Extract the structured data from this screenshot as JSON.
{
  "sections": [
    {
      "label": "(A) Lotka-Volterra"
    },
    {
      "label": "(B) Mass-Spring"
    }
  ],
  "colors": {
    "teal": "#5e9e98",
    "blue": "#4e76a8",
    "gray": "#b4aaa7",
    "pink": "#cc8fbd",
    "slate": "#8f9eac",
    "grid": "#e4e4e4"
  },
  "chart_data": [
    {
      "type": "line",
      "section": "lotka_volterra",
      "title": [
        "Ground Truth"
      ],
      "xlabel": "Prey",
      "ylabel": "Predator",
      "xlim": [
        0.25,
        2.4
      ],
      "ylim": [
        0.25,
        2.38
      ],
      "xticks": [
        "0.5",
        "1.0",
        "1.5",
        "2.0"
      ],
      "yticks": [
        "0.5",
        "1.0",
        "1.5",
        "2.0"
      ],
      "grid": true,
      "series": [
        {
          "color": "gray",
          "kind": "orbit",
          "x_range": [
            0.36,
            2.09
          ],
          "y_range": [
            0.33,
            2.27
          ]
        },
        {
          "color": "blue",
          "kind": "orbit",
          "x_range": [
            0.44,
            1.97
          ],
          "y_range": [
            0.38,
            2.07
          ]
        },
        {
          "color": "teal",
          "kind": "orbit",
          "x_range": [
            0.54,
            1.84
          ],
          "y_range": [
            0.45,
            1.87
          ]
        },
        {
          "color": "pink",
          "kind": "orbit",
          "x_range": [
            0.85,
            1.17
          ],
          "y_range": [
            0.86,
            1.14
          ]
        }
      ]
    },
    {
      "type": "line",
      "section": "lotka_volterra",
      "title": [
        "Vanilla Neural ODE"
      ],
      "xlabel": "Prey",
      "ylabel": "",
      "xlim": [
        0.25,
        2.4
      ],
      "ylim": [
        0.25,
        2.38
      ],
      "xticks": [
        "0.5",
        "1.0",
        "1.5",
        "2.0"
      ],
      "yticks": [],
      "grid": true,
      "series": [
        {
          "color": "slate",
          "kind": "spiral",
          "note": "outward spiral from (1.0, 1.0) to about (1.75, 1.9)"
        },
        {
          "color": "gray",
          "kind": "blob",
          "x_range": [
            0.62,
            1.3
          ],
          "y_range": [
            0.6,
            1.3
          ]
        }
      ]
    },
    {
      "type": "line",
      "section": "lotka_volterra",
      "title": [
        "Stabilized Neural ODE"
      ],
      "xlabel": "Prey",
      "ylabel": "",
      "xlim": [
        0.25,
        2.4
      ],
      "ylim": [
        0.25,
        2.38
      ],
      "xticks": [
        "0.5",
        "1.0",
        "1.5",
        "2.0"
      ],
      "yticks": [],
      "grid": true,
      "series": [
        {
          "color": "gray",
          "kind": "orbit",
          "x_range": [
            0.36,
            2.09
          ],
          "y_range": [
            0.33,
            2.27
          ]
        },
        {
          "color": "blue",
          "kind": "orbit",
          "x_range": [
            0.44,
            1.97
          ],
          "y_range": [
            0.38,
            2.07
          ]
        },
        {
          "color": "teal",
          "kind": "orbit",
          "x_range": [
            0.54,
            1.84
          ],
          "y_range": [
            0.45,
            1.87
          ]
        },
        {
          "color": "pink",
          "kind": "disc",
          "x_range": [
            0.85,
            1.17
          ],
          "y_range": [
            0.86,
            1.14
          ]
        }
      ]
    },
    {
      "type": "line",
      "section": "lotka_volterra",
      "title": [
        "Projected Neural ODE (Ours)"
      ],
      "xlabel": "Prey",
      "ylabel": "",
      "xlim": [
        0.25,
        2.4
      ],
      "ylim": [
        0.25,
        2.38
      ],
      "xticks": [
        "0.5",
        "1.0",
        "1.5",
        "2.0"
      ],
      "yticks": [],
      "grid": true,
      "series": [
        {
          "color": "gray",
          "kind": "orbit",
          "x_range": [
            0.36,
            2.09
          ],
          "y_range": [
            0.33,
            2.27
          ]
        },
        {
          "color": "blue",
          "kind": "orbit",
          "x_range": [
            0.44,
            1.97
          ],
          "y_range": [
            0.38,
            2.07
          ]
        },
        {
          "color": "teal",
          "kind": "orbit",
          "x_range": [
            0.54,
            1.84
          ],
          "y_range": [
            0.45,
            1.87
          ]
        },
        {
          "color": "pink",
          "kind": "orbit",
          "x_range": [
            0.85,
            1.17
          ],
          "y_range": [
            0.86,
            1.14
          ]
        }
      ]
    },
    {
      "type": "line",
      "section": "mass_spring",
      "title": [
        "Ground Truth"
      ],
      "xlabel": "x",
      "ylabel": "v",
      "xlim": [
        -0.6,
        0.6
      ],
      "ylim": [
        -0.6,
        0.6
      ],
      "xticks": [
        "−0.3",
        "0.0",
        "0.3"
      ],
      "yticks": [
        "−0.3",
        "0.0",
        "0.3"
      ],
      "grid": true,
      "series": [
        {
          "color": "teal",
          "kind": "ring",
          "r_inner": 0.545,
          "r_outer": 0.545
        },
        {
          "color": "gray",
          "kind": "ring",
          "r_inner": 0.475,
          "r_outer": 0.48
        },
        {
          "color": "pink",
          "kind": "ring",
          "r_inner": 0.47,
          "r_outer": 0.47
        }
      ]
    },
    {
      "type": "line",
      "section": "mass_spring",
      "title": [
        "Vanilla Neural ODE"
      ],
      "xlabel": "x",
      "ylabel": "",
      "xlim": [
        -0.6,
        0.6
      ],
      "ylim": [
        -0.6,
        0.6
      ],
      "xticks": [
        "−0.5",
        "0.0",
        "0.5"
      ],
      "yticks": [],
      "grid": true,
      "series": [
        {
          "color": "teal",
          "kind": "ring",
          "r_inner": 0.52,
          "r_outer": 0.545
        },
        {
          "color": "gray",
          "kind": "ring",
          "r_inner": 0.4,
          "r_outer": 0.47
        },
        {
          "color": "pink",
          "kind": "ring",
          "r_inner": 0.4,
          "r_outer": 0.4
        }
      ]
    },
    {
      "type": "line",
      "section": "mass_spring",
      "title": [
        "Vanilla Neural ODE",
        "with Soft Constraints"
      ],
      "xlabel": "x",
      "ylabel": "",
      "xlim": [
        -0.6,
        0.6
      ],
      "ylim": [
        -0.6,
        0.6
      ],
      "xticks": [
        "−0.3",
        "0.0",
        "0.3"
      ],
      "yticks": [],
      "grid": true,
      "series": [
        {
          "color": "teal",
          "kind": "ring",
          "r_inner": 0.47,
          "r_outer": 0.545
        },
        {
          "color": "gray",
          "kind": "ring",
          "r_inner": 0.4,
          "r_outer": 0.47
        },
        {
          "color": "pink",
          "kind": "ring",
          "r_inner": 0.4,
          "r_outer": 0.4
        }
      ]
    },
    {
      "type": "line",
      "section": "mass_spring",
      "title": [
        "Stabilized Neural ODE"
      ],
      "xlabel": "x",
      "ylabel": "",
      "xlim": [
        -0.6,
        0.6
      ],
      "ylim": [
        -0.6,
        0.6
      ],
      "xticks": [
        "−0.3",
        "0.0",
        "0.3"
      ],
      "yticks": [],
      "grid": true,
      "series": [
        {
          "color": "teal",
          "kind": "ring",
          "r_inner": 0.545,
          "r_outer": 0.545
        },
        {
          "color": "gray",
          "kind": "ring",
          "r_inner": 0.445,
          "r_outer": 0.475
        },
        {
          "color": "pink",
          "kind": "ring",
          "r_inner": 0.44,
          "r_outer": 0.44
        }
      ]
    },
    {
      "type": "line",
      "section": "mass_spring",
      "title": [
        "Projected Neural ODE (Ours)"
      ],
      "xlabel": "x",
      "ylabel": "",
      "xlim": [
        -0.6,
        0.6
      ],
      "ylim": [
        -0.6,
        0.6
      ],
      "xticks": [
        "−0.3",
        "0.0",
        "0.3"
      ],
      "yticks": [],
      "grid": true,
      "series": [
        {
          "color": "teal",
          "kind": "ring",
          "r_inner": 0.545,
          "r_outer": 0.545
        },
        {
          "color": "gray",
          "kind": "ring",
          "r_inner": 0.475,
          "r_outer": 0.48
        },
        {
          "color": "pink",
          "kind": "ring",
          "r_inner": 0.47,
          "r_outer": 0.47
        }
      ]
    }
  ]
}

------------------------------------------------------------------------

§ **Exercise goal**
Check each line of the entries above for the word "spiral". List the ones that have it.

§ **Result of this exercise**
          "kind": "spiral",
          "note": "outward spiral from (1.0, 1.0) to about (1.75, 1.9)"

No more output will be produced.